## INPUT FOR THIS TASK
** Begin **

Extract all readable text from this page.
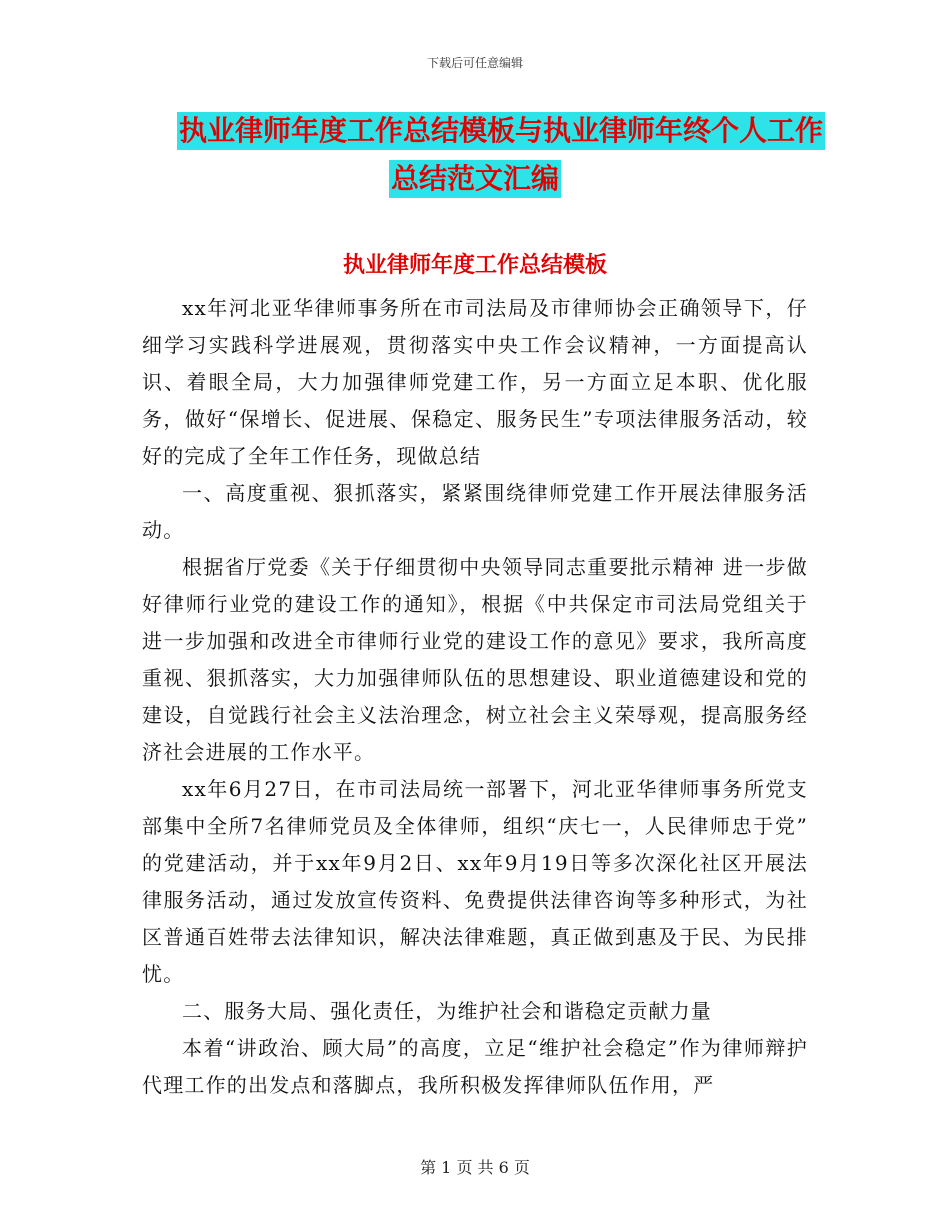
下载后可任意编辑
执业律师年度工作总结模板与执业律师年终个人工作
总结范文汇编
执业律师年度工作总结模板

xx年河北亚华律师事务所在市司法局及市律师协会正确领导下，仔细学习实践科学进展观，贯彻落实中央工作会议精神，一方面提高认识、着眼全局，大力加强律师党建工作，另一方面立足本职、优化服务，做好“保增长、促进展、保稳定、服务民生”专项法律服务活动，较好的完成了全年工作任务，现做总结

一、高度重视、狠抓落实，紧紧围绕律师党建工作开展法律服务活动。

根据省厅党委《关于仔细贯彻中央领导同志重要批示精神 进一步做好律师行业党的建设工作的通知》，根据《中共保定市司法局党组关于进一步加强和改进全市律师行业党的建设工作的意见》要求，我所高度重视、狠抓落实，大力加强律师队伍的思想建设、职业道德建设和党的建设，自觉践行社会主义法治理念，树立社会主义荣辱观，提高服务经济社会进展的工作水平。

xx年6月27日，在市司法局统一部署下，河北亚华律师事务所党支部集中全所7名律师党员及全体律师，组织“庆七一，人民律师忠于党” 的党建活动，并于xx年9月2日、xx年9月19日等多次深化社区开展法律服务活动，通过发放宣传资料、免费提供法律咨询等多种形式，为社区普通百姓带去法律知识，解决法律难题，真正做到惠及于民、为民排忧。

二、服务大局、强化责任，为维护社会和谐稳定贡献力量

本着“讲政治、顾大局”的高度，立足“维护社会稳定”作为律师辩护代理工作的出发点和落脚点，我所积极发挥律师队伍作用，严

第 1 页 共 6 页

** End **

## AIM OF THE EXERCISE
Print all of the entries word for word. Skip any images they contain.

## ANSWER FOR THIS EXERCISE
Extract all readable text from this page.
下载后可任意编辑
执业律师年度工作总结模板与执业律师年终个人工作
总结范文汇编
执业律师年度工作总结模板

xx年河北亚华律师事务所在市司法局及市律师协会正确领导下，仔细学习实践科学进展观，贯彻落实中央工作会议精神，一方面提高认识、着眼全局，大力加强律师党建工作，另一方面立足本职、优化服务，做好“保增长、促进展、保稳定、服务民生”专项法律服务活动，较好的完成了全年工作任务，现做总结

一、高度重视、狠抓落实，紧紧围绕律师党建工作开展法律服务活动。

根据省厅党委《关于仔细贯彻中央领导同志重要批示精神 进一步做好律师行业党的建设工作的通知》，根据《中共保定市司法局党组关于进一步加强和改进全市律师行业党的建设工作的意见》要求，我所高度重视、狠抓落实，大力加强律师队伍的思想建设、职业道德建设和党的建设，自觉践行社会主义法治理念，树立社会主义荣辱观，提高服务经济社会进展的工作水平。

xx年6月27日，在市司法局统一部署下，河北亚华律师事务所党支部集中全所7名律师党员及全体律师，组织“庆七一，人民律师忠于党” 的党建活动，并于xx年9月2日、xx年9月19日等多次深化社区开展法律服务活动，通过发放宣传资料、免费提供法律咨询等多种形式，为社区普通百姓带去法律知识，解决法律难题，真正做到惠及于民、为民排忧。

二、服务大局、强化责任，为维护社会和谐稳定贡献力量

本着“讲政治、顾大局”的高度，立足“维护社会稳定”作为律师辩护代理工作的出发点和落脚点，我所积极发挥律师队伍作用，严

第 1 页 共 6 页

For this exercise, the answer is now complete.